* [Given information]
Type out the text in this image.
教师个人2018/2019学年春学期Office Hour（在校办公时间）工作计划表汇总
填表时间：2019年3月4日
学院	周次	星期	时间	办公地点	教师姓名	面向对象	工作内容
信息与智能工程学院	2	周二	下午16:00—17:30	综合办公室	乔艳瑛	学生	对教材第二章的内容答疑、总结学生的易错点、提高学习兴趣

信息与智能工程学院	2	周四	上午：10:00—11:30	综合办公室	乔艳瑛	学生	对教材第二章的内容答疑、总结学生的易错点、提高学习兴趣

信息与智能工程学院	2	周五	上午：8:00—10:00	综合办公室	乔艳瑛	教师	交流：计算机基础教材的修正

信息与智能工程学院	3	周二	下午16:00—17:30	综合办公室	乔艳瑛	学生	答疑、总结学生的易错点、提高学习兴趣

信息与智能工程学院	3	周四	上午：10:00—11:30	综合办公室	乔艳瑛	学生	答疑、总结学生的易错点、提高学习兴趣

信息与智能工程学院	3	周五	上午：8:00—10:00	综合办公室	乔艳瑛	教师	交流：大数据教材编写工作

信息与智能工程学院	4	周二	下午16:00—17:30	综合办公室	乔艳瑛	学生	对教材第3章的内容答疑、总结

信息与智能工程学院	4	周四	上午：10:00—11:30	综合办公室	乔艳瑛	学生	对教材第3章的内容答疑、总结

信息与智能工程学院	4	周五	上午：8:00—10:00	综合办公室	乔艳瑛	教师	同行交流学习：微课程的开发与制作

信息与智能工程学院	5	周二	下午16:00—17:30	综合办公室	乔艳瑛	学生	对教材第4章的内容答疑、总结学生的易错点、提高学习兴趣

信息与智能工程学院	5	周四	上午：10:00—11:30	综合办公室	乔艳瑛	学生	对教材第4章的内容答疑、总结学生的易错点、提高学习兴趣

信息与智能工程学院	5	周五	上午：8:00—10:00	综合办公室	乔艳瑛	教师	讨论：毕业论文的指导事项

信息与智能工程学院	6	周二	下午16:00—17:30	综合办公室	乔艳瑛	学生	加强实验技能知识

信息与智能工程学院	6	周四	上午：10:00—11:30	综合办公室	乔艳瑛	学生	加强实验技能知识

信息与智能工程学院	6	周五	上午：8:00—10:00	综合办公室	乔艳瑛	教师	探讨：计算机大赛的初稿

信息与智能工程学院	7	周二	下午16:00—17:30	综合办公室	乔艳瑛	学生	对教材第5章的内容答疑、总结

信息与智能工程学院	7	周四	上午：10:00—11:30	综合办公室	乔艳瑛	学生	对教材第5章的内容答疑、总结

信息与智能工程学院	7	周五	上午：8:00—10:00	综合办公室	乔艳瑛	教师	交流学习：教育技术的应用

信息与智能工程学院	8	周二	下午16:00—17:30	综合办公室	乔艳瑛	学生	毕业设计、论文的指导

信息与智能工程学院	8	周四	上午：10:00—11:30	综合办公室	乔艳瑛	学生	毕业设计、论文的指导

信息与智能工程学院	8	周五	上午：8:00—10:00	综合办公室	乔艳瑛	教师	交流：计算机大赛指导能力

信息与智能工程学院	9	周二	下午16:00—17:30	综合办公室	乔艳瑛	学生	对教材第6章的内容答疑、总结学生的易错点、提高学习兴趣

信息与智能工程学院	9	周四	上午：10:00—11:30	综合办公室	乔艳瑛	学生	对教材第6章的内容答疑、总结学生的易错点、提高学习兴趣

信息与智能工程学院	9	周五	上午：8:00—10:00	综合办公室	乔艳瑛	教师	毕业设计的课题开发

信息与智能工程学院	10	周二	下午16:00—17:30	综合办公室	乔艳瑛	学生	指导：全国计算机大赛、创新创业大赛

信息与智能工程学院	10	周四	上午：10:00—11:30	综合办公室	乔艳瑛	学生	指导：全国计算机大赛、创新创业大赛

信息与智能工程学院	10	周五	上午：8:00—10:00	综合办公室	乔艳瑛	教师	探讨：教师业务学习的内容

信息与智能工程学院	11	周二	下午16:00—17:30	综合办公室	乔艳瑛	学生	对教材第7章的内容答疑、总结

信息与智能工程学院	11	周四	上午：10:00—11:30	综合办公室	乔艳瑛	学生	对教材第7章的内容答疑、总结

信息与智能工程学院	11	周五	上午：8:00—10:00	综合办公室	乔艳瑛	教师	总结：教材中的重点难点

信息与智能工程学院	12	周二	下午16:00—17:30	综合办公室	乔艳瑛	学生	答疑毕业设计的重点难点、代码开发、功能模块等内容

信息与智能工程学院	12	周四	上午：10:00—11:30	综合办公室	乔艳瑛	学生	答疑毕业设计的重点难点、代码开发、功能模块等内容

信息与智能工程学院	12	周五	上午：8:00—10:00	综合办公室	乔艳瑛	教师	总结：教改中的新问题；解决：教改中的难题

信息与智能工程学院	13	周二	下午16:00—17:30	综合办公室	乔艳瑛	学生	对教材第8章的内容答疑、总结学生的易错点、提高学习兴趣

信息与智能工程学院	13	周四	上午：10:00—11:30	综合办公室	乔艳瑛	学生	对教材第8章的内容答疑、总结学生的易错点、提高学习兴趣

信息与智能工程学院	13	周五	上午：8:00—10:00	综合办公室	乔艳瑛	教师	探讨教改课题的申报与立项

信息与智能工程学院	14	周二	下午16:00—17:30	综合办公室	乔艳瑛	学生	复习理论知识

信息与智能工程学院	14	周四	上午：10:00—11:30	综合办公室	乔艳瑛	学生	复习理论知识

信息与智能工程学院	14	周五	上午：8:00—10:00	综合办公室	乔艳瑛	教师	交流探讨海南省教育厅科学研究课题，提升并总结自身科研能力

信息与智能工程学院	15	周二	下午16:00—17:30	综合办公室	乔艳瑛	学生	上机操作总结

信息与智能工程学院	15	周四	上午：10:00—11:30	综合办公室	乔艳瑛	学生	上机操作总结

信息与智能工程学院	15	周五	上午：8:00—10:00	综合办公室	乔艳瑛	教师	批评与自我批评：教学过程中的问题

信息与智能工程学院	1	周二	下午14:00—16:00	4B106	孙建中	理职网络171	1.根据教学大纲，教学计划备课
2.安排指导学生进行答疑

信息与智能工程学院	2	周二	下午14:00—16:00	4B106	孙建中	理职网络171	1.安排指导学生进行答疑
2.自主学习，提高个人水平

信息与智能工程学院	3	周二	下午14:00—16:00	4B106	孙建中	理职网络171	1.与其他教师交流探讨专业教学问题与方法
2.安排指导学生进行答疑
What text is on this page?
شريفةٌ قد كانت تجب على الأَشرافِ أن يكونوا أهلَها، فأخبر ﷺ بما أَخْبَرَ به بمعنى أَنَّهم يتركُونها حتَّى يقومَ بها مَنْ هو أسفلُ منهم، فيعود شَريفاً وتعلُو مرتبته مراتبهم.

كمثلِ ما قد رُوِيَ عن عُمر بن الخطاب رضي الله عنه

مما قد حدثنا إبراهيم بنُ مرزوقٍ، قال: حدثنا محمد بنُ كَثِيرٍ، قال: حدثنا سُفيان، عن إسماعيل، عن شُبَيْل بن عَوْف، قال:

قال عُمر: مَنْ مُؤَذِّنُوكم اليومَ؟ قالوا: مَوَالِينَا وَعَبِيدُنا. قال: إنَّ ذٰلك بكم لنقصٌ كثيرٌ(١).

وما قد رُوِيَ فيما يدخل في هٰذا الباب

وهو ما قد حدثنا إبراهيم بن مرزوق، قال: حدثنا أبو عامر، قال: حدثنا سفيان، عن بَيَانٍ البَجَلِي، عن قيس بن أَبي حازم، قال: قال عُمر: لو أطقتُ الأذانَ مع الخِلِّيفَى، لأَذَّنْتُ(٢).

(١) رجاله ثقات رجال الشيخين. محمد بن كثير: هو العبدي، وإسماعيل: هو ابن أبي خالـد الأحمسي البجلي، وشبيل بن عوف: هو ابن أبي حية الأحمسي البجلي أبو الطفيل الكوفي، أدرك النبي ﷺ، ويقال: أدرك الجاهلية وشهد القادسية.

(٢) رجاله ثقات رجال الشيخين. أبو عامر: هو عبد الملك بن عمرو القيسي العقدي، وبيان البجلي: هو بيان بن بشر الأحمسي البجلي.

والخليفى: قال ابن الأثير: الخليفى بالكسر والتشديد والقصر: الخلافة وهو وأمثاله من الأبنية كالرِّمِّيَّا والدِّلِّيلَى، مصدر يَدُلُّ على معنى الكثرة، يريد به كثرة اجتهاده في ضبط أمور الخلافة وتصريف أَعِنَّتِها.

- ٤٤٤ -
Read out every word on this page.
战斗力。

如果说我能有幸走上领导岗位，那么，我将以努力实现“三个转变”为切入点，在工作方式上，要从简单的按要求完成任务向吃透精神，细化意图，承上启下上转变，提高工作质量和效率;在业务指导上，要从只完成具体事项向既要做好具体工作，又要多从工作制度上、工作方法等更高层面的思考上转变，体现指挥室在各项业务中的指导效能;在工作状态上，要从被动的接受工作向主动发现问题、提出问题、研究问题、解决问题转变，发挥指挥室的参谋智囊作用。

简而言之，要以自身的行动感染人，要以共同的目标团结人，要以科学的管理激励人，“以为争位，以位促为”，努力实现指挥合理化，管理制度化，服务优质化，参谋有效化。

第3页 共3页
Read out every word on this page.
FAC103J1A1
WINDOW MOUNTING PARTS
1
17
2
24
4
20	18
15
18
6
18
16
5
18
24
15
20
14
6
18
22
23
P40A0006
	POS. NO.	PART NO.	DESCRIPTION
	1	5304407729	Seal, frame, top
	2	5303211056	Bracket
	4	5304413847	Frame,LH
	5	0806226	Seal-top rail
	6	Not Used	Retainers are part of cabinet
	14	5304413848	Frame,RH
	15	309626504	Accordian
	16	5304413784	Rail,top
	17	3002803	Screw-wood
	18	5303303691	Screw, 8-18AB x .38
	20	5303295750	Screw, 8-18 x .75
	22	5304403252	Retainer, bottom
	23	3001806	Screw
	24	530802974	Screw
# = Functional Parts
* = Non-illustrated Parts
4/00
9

* [Exercise prompt] Look through the entries above; copy each line where the string "答疑毕业设计的重点难点" appears.

* [Right answer]
信息与智能工程学院	12	周二	下午16:00—17:30	综合办公室	乔艳瑛	学生	答疑毕业设计的重点难点、代码开发、功能模块等内容
信息与智能工程学院	12	周四	上午：10:00—11:30	综合办公室	乔艳瑛	学生	答疑毕业设计的重点难点、代码开发、功能模块等内容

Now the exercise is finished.